### JOB
Show all lines of the listing that hold the word "oder".

### EXCERPTED DATA
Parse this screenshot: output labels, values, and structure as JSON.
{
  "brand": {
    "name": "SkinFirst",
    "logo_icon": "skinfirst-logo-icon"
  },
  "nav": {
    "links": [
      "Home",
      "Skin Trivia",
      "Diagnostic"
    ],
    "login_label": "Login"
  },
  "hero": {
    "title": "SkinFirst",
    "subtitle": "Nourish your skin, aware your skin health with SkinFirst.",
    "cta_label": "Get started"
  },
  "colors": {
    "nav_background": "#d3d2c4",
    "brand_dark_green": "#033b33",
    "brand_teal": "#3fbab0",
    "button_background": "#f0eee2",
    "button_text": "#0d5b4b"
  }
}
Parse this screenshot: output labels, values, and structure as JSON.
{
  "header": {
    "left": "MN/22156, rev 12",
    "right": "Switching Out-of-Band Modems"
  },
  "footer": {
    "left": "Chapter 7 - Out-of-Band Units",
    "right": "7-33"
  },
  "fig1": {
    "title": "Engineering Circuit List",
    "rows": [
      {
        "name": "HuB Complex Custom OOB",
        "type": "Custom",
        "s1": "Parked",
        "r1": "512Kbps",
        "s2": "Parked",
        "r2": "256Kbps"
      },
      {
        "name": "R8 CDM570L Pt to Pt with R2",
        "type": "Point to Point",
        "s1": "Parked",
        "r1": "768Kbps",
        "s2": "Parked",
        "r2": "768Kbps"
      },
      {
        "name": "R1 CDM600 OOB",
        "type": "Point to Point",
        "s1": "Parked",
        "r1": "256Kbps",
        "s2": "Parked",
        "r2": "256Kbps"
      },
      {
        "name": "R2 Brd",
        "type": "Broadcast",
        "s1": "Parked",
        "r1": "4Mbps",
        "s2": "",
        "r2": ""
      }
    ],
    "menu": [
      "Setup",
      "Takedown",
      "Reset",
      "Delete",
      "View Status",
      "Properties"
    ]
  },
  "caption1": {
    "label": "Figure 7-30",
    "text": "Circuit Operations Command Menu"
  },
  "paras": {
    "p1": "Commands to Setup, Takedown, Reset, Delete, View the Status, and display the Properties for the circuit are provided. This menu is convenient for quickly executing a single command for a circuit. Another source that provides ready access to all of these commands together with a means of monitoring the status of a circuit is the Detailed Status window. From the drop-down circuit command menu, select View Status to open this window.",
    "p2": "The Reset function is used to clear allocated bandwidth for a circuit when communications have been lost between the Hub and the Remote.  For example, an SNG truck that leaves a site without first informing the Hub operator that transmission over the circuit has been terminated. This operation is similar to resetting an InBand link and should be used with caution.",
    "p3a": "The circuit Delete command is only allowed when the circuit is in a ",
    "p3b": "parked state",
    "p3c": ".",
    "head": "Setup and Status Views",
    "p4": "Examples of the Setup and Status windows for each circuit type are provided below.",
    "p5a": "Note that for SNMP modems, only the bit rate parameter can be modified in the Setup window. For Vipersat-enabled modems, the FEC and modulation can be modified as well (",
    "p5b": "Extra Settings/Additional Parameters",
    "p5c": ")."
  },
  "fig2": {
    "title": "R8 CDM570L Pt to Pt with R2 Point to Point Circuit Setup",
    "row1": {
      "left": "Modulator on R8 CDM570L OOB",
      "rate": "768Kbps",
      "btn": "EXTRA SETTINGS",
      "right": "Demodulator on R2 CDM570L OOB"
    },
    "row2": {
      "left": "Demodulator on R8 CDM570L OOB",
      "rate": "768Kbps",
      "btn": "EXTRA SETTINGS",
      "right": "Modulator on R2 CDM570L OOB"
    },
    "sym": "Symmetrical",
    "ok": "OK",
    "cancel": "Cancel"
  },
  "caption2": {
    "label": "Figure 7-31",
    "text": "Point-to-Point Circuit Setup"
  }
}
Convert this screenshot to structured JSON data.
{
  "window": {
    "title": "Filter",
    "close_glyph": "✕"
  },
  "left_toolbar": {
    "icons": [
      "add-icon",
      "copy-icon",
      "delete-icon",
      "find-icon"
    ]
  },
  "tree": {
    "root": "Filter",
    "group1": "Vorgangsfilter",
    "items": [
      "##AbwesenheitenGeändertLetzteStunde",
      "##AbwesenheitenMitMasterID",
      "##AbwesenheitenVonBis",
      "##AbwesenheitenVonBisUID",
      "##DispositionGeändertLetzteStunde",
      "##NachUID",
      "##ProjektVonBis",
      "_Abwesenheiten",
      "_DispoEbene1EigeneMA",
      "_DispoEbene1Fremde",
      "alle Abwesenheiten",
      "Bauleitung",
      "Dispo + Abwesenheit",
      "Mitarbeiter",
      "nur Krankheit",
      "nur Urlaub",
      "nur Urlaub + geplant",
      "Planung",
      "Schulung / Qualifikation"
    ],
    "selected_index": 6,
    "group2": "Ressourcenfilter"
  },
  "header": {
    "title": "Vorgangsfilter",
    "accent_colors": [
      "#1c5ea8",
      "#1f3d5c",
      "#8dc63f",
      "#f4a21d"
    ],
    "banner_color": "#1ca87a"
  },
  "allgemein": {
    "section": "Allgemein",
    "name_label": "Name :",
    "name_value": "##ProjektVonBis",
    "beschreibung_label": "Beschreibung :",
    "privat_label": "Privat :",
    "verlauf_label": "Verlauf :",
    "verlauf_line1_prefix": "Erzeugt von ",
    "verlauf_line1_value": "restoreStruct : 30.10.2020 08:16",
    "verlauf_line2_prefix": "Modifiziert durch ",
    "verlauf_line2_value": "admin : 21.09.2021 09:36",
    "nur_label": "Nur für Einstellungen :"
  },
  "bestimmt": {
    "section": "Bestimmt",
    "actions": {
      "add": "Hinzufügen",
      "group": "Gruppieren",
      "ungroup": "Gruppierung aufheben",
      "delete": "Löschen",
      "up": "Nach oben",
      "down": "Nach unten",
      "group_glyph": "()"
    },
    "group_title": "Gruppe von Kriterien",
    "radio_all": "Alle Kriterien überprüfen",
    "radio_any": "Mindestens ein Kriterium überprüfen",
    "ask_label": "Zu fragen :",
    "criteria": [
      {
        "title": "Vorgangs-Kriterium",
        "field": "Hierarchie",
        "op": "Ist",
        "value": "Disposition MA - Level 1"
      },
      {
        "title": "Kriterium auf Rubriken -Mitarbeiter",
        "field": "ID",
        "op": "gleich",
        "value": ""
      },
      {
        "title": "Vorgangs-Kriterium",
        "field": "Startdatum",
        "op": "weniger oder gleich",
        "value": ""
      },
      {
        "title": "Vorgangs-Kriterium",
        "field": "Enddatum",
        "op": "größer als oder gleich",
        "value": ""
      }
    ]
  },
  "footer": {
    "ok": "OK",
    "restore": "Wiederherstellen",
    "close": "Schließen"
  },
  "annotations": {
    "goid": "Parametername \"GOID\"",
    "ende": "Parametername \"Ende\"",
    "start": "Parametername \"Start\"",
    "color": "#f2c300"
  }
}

### TASK ANSWER
        "op": "weniger oder gleich",
        "op": "größer als oder gleich",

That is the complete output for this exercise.